_What is required_: Skip the pictures and repeat each line of the data exactly.
☆ ☆ ☆ ☆ ☆ ☆ ☆
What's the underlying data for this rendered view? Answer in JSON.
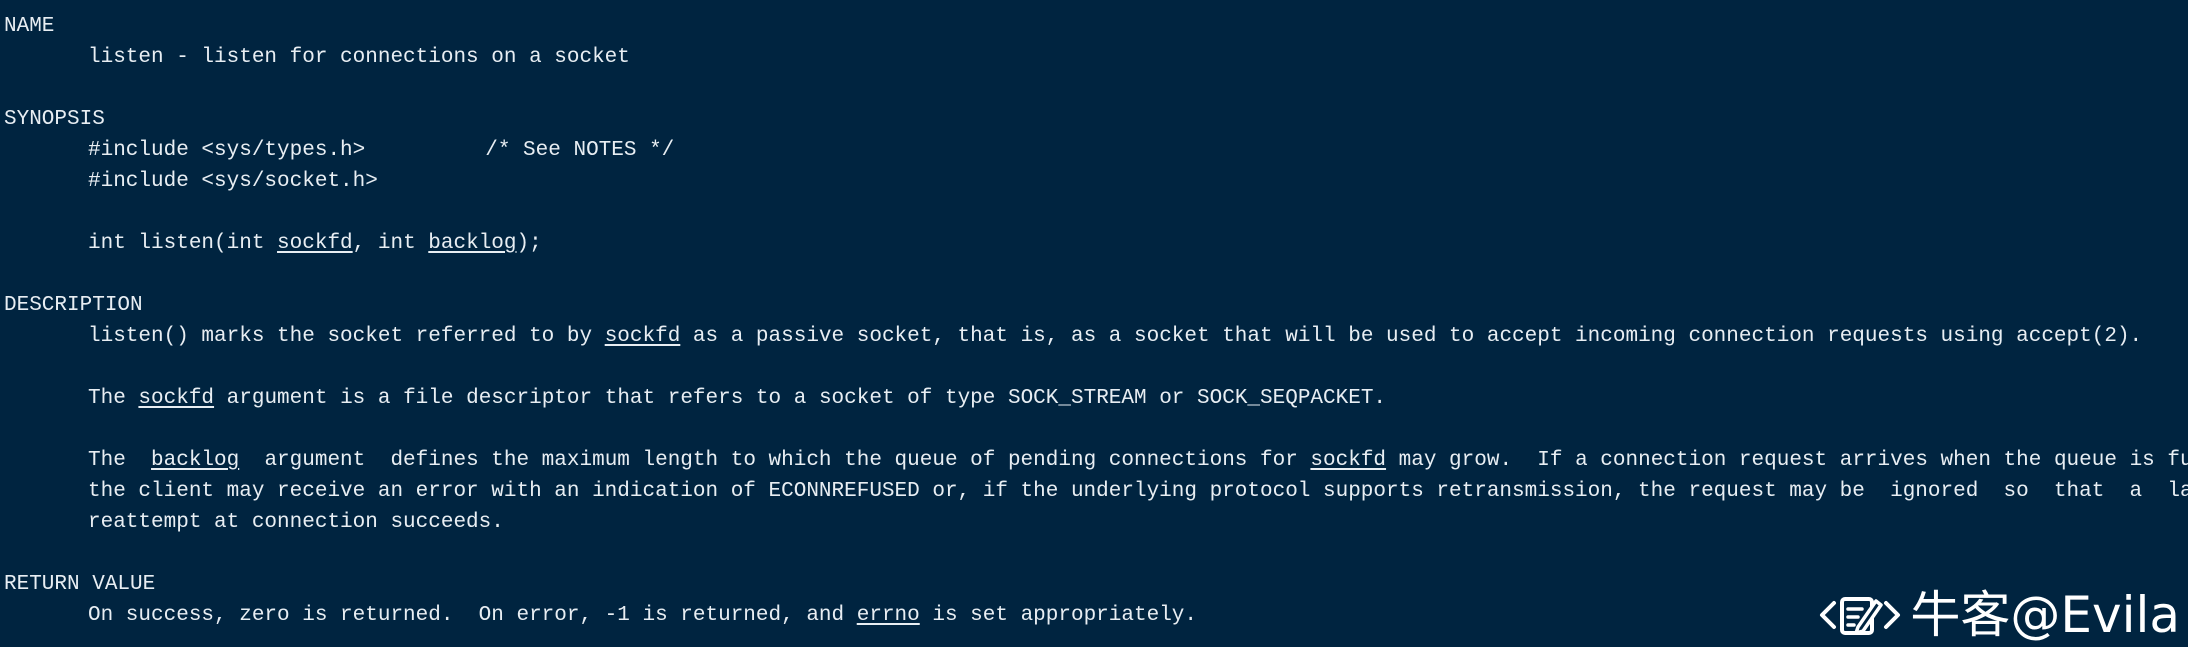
{
  "sections": {
    "name": {
      "heading": "NAME",
      "line": "listen - listen for connections on a socket"
    },
    "synopsis": {
      "heading": "SYNOPSIS",
      "include1": "#include <sys/types.h>",
      "include1_comment": "/* See NOTES */",
      "include2": "#include <sys/socket.h>",
      "proto_prefix": "int listen(int ",
      "proto_arg1": "sockfd",
      "proto_mid": ", int ",
      "proto_arg2": "backlog",
      "proto_suffix": ");"
    },
    "description": {
      "heading": "DESCRIPTION",
      "p1_a": "listen() marks the socket referred to by ",
      "p1_u": "sockfd",
      "p1_b": " as a passive socket, that is, as a socket that will be used to accept incoming connection requests using accept(2).",
      "p2_a": "The ",
      "p2_u": "sockfd",
      "p2_b": " argument is a file descriptor that refers to a socket of type SOCK_STREAM or SOCK_SEQPACKET.",
      "p3_l1_a": "The  ",
      "p3_l1_u": "backlog",
      "p3_l1_b": "  argument  defines the maximum length to which the queue of pending connections for ",
      "p3_l1_u2": "sockfd",
      "p3_l1_c": " may grow.  If a connection request arrives when the queue is full,",
      "p3_l2": "the client may receive an error with an indication of ECONNREFUSED or, if the underlying protocol supports retransmission, the request may be  ignored  so  that  a  later",
      "p3_l3": "reattempt at connection succeeds."
    },
    "return_value": {
      "heading": "RETURN VALUE",
      "line_a": "On success, zero is returned.  On error, -1 is returned, and ",
      "line_u": "errno",
      "line_b": " is set appropriately."
    }
  },
  "watermark": {
    "icon": "code-note-icon",
    "text": "牛客@Evila"
  },
  "colors": {
    "background": "#002440",
    "text": "#e8eef3"
  }
}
☆ ☆ ☆ ☆ ☆ ☆ ☆
_Solution to the problem_:
What's the underlying data for this rendered view? Answer in JSON.
{
  "sections": {
    "name": {
      "heading": "NAME",
      "line": "listen - listen for connections on a socket"
    },
    "synopsis": {
      "heading": "SYNOPSIS",
      "include1": "#include <sys/types.h>",
      "include1_comment": "/* See NOTES */",
      "include2": "#include <sys/socket.h>",
      "proto_prefix": "int listen(int ",
      "proto_arg1": "sockfd",
      "proto_mid": ", int ",
      "proto_arg2": "backlog",
      "proto_suffix": ");"
    },
    "description": {
      "heading": "DESCRIPTION",
      "p1_a": "listen() marks the socket referred to by ",
      "p1_u": "sockfd",
      "p1_b": " as a passive socket, that is, as a socket that will be used to accept incoming connection requests using accept(2).",
      "p2_a": "The ",
      "p2_u": "sockfd",
      "p2_b": " argument is a file descriptor that refers to a socket of type SOCK_STREAM or SOCK_SEQPACKET.",
      "p3_l1_a": "The  ",
      "p3_l1_u": "backlog",
      "p3_l1_b": "  argument  defines the maximum length to which the queue of pending connections for ",
      "p3_l1_u2": "sockfd",
      "p3_l1_c": " may grow.  If a connection request arrives when the queue is full,",
      "p3_l2": "the client may receive an error with an indication of ECONNREFUSED or, if the underlying protocol supports retransmission, the request may be  ignored  so  that  a  later",
      "p3_l3": "reattempt at connection succeeds."
    },
    "return_value": {
      "heading": "RETURN VALUE",
      "line_a": "On success, zero is returned.  On error, -1 is returned, and ",
      "line_u": "errno",
      "line_b": " is set appropriately."
    }
  },
  "watermark": {
    "icon": "code-note-icon",
    "text": "牛客@Evila"
  },
  "colors": {
    "background": "#002440",
    "text": "#e8eef3"
  }
}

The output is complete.